Hi quest ,  welcome  |  sign in  |  registered now  |  need help ?

Orang Non Papua Terus Kuasai Kota Wamena

Written By PAPUAtimes on Kamis, 03 November 2016 | 05.21

Ruko di Jl. Trans Irian Pikhe, Kampung Likino Distrik Hubukiak,
Kabupaten Jayawijaya. (Foto: Ronny - SP)
Wamena — Orang non Papua terus menguasai kota Wamena, Kabupaten Jayawijaya, Papua, dengan membangun toko dan kios yang dulunya hanya terpusat di kota Wamena, kini terus kuasai hingga ke pinggiran kota Wamena.
Fenomena ini terlihat dari perkembangan dan penyebaran kios dan toko yang sangat cepat di beberapa sudut di Kota Wamena terutama wilayah yang menghubungkan dengan wilayah luar kota, bahwa kios atau ruko milik para pedagang non Papua semakin banyak mengikuti perkembangan kota ke arah pinggiran kota Wamena.
Daerah Barat Wamena, jalan Homhom Moai distrik Hubikiak merupakan salah satu areal yang perkembangannya begitu pesat. Pada tahun 2005 silam wilayah ini masih tertutup hutan lebat, kios-kios hanya terlihat di sekitar pertigaan Jalan Homhom Moai dan Jalan Trans Irian. Tetapi kini ruko dan kios terus dibangun hingga jarak sekitar 3 Km ke arah luar kota.
Sedikitnya 350-an lebih kios dan ruko berjejeran di pinggiran jalan distrik Hubikiak, hampir semuanya milik para pedagang migran. Hal serupa juga tampak di sudut kota Wamena lainnya, di sebelah utara, sekitaran pasar Sinakma, kampung Honelama maupun arah distrik Napua, Kabuaten Jayawijaya.
Rosin, salah seorang pemilik kios di Sinakma mengakui, ia sudah menempati ruko tersebut sejak tahun 2012 dengan cara kontrak tahunan dari pihak TNI sebagai pemiliknya.
“Saya masih nona sudah tempati ruko itu. Tentara semua yang punya tanah ke atas itu dan kita kontrak. Sekarang sudah pindah ke rumah sendiri dan ada ruko lagi. Ruko lama juga tetap (pakai),” kata Rosin, salah seorang pemilik dan pengontrak Ruko dari oknum TNI di Wamena kepada suarapapua.com pada Rabu (2/11/2016).

→ Entri item beranotasi
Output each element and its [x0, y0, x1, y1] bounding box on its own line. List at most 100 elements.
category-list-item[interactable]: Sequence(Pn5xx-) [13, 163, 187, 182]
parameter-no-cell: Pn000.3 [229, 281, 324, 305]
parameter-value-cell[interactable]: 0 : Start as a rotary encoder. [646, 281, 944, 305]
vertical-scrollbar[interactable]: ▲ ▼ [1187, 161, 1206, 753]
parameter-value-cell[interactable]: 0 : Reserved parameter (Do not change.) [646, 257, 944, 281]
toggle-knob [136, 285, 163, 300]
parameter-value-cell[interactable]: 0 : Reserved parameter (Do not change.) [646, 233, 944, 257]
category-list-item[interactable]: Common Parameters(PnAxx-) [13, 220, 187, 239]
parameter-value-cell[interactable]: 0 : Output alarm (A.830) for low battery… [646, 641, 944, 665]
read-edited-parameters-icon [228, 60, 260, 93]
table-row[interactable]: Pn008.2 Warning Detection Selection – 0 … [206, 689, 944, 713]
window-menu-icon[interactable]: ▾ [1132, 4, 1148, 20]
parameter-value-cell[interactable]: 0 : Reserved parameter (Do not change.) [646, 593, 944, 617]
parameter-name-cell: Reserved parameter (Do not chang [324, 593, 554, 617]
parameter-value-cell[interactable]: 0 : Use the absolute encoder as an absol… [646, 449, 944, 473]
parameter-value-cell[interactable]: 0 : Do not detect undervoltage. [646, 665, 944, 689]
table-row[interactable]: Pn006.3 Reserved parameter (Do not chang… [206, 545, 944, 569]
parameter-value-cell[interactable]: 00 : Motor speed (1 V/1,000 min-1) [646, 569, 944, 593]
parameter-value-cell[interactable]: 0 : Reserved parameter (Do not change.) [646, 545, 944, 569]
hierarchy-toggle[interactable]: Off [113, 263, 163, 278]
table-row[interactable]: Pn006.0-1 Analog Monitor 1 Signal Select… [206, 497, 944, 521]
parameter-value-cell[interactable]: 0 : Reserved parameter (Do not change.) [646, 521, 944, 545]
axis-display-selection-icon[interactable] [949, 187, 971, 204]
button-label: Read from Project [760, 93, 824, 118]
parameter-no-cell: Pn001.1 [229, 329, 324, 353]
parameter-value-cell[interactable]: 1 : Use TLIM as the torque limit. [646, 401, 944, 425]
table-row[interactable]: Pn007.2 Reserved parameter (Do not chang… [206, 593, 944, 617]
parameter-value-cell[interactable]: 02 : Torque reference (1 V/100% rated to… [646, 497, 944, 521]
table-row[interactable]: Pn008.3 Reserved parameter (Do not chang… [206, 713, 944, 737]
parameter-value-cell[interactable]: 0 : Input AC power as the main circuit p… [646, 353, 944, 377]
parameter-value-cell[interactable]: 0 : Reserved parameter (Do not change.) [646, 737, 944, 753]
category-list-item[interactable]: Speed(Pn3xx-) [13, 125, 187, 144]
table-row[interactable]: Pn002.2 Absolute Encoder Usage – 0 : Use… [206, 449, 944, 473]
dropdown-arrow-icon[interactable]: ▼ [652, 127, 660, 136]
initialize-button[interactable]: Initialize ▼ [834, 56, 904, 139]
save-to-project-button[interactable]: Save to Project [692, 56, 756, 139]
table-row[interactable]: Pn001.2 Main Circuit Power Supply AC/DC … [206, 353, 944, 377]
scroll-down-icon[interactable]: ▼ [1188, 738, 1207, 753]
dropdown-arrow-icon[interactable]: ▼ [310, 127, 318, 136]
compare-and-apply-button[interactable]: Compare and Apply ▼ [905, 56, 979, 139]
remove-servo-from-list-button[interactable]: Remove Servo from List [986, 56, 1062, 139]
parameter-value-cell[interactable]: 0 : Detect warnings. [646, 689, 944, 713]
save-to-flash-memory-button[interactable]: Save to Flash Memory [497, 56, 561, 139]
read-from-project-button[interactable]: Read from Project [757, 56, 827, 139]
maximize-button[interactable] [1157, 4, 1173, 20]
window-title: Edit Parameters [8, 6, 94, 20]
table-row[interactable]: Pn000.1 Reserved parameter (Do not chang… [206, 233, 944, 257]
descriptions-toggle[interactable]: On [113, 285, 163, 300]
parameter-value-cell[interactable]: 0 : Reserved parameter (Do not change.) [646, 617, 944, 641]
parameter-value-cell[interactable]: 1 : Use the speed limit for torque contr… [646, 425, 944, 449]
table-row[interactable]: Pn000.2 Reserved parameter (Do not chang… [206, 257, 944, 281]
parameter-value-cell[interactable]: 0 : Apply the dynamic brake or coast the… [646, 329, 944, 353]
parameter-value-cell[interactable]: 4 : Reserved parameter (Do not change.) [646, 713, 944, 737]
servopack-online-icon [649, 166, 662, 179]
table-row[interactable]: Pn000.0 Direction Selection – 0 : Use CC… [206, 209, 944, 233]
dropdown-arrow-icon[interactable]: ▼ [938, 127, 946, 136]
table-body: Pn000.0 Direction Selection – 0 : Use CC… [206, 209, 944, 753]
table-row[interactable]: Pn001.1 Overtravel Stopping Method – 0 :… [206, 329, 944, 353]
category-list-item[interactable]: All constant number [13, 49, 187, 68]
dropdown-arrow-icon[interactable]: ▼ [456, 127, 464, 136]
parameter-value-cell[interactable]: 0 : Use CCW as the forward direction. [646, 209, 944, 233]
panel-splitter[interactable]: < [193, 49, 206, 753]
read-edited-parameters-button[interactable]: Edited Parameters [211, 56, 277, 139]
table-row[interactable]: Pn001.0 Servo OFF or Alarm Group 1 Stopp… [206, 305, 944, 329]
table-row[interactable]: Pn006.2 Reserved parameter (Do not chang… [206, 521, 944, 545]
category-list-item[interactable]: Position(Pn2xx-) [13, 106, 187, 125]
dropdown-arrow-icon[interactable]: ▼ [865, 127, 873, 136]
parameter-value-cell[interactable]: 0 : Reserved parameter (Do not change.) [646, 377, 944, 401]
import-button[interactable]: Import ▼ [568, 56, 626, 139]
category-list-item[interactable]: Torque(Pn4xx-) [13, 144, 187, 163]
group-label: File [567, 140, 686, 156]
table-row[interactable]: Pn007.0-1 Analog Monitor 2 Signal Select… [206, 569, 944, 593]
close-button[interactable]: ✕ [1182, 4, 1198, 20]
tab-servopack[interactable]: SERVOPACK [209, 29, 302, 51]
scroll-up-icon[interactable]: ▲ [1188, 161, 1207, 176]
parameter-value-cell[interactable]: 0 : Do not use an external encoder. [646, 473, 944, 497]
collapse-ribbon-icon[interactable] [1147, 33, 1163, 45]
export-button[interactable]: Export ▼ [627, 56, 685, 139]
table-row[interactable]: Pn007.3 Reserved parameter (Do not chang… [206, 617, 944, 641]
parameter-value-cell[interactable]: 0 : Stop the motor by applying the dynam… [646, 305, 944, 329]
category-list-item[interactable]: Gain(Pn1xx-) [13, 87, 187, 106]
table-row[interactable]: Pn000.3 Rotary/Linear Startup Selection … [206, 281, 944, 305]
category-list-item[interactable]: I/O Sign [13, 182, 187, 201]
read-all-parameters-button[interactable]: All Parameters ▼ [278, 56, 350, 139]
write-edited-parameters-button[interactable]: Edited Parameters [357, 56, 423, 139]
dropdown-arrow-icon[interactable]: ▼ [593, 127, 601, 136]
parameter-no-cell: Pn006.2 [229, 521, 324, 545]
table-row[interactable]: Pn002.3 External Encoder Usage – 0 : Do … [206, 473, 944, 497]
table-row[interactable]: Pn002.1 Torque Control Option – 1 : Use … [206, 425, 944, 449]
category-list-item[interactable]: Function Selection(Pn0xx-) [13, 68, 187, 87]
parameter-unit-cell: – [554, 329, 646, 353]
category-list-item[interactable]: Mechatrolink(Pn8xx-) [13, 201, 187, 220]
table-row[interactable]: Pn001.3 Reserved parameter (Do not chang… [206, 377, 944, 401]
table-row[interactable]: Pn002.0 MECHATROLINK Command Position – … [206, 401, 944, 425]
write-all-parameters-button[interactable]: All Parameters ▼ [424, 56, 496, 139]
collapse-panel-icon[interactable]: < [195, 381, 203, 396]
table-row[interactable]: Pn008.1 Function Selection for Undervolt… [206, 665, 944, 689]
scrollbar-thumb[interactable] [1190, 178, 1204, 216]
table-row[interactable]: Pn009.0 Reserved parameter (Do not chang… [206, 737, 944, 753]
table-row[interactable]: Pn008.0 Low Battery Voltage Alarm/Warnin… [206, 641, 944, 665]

→ Permintaan
Menurut artikel tentang kota Wamena, sejak tahun berapa Rosin menempati ruko di Sinakma?

→ Jawaban Benar
Sejak tahun 2012.